When calling the plot with lambert_azimuthal_rgb_plot(xr_from_df_arctic, title='RGB Map', latitude_cutoff=50, img_multiplier=1), the result is like this:

Things are almost okay, but the results are padded in the longitude (roughly by 10 degrees). However, when I plot the original channels ( ex.: xarray_dataset['red'] ) all is on the correct aspect.

Do you have any suggestions on what may be going on? FYI, I have cross-posted this on Cartopy gitter and at the Xarray discussion (RGB image gets padded along dimension when plotting · pydata/xarray · Discussion #9240 · GitHub ); however, @TomNicholas pointed out that it was slightly off-topic, which is why I am posting it here. Also other suggestions on plotting ternary map compositions are welcome.

Just including here an example if you want to try to replicate the problem (in the notebook I also plot the individual channels, which show up correctly):

Jupyter Notebook Reproducible example: Xarray-Cartopy RGB channels plot reproducible example · GitHub

NetCDF4 file for the notebook: Dropbox

this file is not georeferenced in the normal raster way, the rectlinear coords for lon and lat have gaps and non-regular sequence

It’s not obvious if it’s really meant to be represented that way (there isn’t much metadata in there). I think you need to read it via a regridding process (like GDALwarp), or plot it as a mesh - it 's not obvious how that should be represented with these data, and how that works in Python is not my strength.

* **TASKS AND EXERCISES**
- A) According to the forum post about the RGB map plot, by roughly how many degrees are the results padded in longitude?
- B) Write the next part of the forum post about the RGB map plot, continuing from its final sentence.
The listing comes from a separate source, unrelated to the forum post about the RGB map plot.

* **Dataset records**
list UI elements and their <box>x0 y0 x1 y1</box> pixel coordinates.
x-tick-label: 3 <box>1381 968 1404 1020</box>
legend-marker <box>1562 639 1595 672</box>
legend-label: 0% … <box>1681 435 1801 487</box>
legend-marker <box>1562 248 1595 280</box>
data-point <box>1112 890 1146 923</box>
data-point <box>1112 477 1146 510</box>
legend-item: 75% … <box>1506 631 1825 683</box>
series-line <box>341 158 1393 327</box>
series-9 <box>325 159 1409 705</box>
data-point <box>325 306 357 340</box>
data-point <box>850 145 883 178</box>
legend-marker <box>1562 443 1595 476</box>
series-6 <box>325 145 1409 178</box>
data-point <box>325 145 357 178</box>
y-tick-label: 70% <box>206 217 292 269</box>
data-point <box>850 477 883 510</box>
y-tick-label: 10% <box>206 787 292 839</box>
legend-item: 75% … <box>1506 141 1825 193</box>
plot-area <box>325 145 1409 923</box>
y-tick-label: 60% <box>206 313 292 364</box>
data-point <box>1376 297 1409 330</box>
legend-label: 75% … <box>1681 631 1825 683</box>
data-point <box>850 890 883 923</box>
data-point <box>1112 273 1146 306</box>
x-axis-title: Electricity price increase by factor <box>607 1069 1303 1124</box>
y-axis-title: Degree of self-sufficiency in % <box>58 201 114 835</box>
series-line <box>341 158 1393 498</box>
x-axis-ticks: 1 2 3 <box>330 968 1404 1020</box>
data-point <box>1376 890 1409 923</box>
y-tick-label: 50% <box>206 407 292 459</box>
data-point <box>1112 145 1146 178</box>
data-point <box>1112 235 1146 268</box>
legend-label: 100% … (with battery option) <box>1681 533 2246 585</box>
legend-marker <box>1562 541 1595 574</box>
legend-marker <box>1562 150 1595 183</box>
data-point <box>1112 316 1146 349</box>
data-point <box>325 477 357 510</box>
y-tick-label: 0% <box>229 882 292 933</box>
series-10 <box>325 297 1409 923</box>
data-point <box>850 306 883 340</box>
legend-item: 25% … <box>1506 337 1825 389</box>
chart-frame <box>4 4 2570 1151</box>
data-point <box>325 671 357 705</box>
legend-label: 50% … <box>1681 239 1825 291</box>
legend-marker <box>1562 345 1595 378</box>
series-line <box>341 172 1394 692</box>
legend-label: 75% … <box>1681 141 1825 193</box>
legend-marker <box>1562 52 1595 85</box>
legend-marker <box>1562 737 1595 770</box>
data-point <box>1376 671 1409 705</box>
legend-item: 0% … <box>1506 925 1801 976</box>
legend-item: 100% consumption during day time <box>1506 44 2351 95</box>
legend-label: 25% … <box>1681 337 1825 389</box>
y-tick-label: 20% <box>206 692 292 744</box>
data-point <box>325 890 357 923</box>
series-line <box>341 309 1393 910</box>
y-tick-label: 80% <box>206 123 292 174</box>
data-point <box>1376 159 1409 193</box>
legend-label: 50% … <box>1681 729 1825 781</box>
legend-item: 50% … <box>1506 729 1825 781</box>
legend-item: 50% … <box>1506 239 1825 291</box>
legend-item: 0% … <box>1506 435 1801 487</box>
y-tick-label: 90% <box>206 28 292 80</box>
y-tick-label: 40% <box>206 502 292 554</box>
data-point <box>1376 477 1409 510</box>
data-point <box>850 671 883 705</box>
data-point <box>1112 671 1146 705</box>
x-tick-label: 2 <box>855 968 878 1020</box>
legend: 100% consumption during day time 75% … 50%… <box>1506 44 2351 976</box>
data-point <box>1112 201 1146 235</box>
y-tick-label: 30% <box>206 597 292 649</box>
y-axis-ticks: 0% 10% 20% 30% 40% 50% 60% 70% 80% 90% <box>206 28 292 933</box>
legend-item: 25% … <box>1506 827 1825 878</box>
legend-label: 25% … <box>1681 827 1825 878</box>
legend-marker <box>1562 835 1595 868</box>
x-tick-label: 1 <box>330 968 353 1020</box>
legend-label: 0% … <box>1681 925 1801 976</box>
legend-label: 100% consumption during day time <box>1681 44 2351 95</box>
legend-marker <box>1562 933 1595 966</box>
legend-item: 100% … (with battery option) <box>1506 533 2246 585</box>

* **PER-TASK ANSWERS**
- A) Roughly 10 degrees.

- B)
This is where the error comes from, we can’t assume this is a regular grid with predictable spacing between the min and max coordinates:

  # Calculate the extent of the data from xarray metadata
    extent = [xarray_dataset['x'].min().item(), 
              xarray_dataset['x'].max().item(), 
              xarray_dataset['y'].min().item(), 
              xarray_dataset['y'].max().item()]

This is how it looks when plotted as the (expanded) set of points in the LAEA projection:

I can show some examples of using GDALwarp (via cli or osgeo.gdal in python), but that kind of regridding process is where you might need some expertise on how this data should be being handled. (I would experiment with heuristics for the output regular grid spec in LAEA and resampling until it “looks good”, but with RGB and actual specific longlat points for these data it’s not obvious that interpolation would be a good idea. It mght be best to resolve to a regular longlat grid first, and then reproject that). It looks to me like a point dataset, perhaps one that was a full grid but has only kept certain meridians … (or something).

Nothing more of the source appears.